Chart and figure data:

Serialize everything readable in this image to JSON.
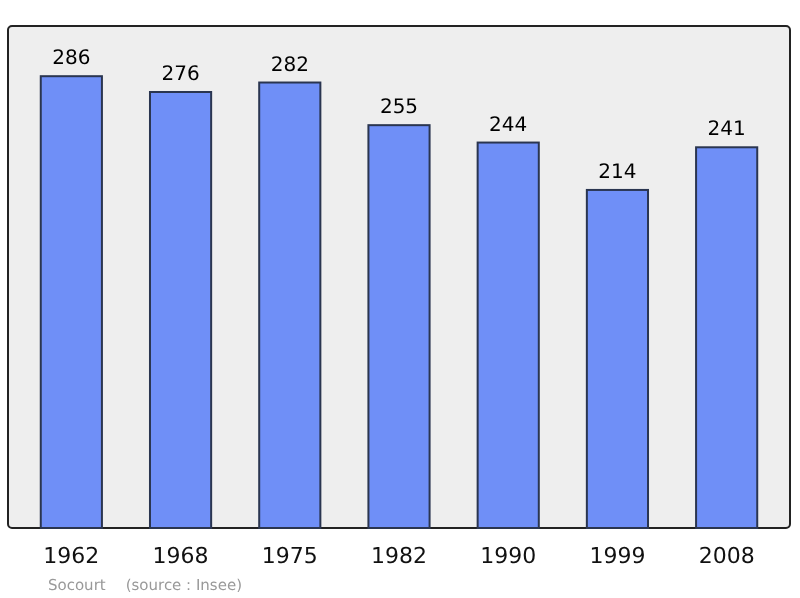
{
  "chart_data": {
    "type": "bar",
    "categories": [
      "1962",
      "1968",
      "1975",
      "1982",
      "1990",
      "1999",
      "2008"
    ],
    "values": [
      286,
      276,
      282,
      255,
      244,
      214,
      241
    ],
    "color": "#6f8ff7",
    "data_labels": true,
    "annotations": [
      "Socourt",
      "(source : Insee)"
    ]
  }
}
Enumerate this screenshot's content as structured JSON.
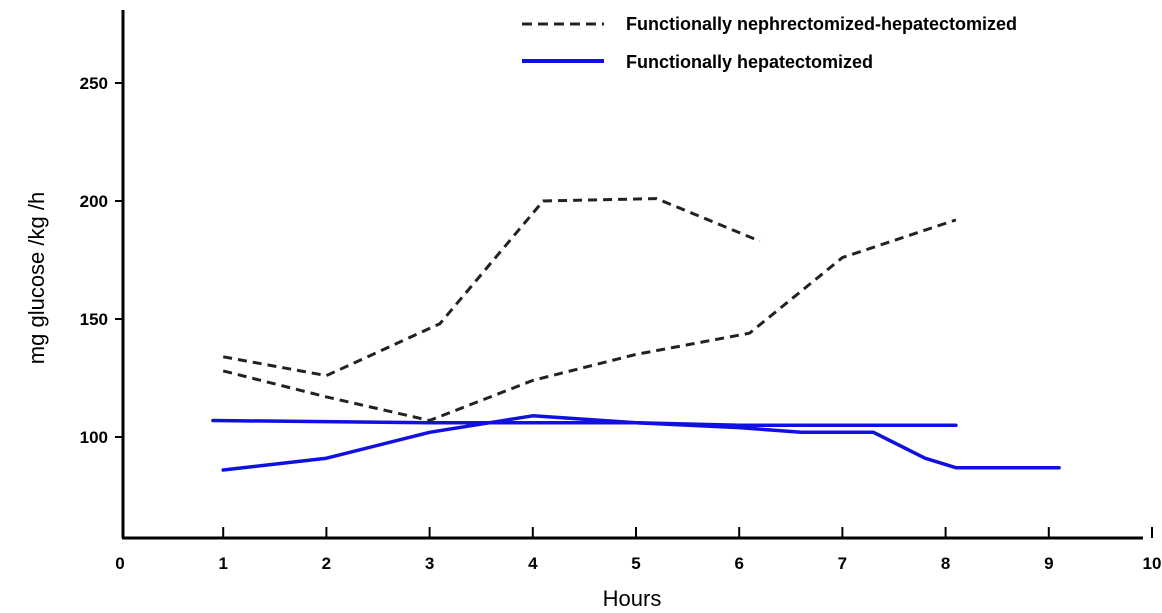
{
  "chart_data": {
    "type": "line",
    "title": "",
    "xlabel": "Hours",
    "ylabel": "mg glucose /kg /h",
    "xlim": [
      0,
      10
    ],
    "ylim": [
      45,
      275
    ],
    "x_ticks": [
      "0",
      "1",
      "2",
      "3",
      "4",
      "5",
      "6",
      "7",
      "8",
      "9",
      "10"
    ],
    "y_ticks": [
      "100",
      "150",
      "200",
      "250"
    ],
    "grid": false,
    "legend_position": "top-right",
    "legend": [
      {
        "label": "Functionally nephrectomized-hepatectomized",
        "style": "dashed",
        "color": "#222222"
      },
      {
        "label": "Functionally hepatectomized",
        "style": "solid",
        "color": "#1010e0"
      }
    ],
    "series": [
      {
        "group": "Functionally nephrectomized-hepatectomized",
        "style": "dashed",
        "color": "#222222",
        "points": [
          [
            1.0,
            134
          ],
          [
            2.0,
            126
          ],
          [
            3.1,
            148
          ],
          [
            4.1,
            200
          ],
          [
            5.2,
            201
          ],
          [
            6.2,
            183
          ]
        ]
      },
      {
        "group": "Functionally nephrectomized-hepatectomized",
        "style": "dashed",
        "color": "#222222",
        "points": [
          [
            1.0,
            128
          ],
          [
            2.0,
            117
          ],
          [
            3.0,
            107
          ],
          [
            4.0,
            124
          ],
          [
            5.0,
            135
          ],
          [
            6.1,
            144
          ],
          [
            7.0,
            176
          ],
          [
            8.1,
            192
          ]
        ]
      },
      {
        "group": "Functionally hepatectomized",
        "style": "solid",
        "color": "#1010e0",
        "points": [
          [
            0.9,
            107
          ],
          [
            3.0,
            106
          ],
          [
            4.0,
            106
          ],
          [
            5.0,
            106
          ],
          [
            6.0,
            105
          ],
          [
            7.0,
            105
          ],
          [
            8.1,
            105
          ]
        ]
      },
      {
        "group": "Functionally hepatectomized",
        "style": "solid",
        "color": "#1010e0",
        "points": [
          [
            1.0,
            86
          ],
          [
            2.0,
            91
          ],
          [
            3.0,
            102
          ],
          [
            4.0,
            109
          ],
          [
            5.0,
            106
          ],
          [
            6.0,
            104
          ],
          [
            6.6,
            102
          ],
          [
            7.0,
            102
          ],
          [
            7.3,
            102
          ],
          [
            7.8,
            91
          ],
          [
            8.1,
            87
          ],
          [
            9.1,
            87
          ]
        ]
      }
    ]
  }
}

--

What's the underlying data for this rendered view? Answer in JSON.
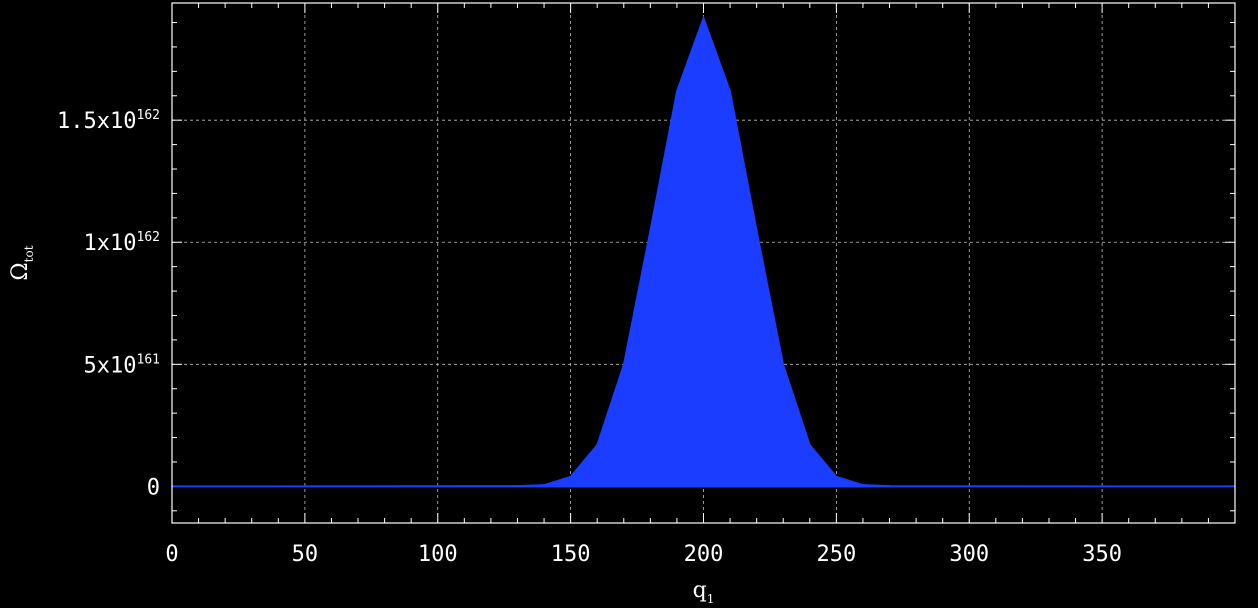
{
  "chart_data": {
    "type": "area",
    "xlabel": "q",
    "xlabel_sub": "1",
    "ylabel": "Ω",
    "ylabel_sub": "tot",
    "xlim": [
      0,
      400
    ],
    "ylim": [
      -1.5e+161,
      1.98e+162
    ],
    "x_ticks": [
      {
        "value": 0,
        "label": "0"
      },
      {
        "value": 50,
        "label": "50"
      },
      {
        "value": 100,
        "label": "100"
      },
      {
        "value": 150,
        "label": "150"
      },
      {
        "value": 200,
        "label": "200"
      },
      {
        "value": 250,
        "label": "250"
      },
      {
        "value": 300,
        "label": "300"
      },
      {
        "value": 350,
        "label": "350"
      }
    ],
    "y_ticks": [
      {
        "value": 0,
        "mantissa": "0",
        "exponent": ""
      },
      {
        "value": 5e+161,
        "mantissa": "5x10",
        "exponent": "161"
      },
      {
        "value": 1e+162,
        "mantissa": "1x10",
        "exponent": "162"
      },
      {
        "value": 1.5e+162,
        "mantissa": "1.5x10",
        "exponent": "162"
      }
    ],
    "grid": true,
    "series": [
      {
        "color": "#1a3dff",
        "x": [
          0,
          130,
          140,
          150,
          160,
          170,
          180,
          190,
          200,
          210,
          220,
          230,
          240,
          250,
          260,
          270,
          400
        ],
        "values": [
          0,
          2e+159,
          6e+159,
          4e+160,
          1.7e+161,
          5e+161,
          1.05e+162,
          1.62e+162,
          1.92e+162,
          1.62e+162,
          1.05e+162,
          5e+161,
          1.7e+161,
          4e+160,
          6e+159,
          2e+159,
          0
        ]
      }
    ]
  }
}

Exercise details
Find each line with the string "exponent" and copy it out.

Answer to the exercise
        "exponent": ""
        "exponent": "161"
        "exponent": "162"
        "exponent": "162"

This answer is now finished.